Figure content listings:
Start
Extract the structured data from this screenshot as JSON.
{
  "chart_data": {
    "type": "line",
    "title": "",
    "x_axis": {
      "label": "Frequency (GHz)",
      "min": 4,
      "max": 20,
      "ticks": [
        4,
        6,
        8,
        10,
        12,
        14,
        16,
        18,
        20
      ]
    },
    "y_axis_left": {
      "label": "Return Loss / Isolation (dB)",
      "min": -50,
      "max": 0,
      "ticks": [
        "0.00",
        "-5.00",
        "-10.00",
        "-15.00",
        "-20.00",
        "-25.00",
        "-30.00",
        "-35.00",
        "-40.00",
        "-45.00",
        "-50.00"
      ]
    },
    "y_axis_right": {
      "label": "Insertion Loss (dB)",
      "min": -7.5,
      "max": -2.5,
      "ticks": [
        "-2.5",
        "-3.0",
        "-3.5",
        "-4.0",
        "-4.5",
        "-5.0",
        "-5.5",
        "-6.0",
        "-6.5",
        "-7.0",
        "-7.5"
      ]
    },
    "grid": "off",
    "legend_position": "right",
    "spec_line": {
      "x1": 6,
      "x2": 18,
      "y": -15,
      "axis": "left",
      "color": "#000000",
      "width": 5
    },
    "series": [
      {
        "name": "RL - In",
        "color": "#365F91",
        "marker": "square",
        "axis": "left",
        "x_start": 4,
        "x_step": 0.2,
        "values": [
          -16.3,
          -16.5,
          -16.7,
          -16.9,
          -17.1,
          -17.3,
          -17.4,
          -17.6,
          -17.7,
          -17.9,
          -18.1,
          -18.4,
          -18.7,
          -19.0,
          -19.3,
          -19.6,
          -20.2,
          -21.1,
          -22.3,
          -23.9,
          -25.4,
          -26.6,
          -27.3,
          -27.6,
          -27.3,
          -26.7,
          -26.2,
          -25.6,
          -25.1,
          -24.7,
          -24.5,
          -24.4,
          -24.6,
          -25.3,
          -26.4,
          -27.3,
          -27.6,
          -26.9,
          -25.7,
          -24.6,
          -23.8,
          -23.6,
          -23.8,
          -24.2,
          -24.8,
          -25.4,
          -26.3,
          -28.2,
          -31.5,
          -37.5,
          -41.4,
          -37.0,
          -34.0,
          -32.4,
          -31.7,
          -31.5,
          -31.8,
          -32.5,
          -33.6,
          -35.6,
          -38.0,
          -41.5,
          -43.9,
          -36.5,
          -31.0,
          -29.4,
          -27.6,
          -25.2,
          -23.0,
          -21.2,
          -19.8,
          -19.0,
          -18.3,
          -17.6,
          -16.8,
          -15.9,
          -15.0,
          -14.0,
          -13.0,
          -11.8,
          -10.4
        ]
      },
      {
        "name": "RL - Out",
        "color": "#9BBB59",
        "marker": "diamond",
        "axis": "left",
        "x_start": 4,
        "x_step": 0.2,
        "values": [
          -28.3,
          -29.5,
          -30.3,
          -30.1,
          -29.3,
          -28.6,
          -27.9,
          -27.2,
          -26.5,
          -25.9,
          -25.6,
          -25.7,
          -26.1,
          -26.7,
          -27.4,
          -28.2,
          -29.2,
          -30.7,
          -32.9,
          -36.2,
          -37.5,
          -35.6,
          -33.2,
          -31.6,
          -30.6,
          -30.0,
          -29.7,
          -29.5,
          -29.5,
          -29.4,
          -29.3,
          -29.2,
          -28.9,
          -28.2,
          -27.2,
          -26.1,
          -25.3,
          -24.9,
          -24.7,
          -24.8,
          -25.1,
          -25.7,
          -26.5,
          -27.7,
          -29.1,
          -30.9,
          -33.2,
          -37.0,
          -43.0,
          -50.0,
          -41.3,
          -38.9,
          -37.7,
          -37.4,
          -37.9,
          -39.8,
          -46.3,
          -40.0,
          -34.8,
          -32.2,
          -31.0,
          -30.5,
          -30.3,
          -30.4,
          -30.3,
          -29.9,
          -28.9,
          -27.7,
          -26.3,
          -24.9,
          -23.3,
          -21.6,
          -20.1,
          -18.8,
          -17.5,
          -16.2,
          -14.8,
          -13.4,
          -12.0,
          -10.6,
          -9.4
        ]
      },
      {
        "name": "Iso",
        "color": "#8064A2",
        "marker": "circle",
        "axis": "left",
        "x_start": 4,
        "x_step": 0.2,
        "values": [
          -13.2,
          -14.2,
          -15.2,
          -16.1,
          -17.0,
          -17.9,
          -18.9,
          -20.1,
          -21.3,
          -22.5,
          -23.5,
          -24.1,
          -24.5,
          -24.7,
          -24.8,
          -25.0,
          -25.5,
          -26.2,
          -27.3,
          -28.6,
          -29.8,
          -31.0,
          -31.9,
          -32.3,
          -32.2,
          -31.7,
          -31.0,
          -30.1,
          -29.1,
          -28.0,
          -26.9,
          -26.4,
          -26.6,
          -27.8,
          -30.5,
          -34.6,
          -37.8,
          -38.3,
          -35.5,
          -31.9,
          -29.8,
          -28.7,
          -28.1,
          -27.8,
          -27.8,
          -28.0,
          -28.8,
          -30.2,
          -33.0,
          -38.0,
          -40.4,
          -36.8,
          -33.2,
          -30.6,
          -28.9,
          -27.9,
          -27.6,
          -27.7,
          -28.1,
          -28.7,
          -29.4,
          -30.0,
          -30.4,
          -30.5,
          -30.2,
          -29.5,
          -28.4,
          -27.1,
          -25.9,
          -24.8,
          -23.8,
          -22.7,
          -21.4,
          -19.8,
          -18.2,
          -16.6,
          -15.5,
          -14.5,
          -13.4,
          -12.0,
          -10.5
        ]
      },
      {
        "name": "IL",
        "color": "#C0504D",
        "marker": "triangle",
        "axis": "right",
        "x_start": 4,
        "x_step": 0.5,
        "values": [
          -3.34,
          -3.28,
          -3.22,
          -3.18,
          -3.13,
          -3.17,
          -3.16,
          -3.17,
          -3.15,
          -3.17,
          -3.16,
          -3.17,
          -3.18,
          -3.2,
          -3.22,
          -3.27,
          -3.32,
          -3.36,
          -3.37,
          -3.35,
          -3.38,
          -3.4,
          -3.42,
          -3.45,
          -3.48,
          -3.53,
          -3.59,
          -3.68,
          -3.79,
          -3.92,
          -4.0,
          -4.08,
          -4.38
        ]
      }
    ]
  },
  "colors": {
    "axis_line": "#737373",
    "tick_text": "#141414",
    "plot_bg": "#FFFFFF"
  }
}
End
What is the number of lines in the data that hold the word "Loss"? Reply with that number and nothing else.

2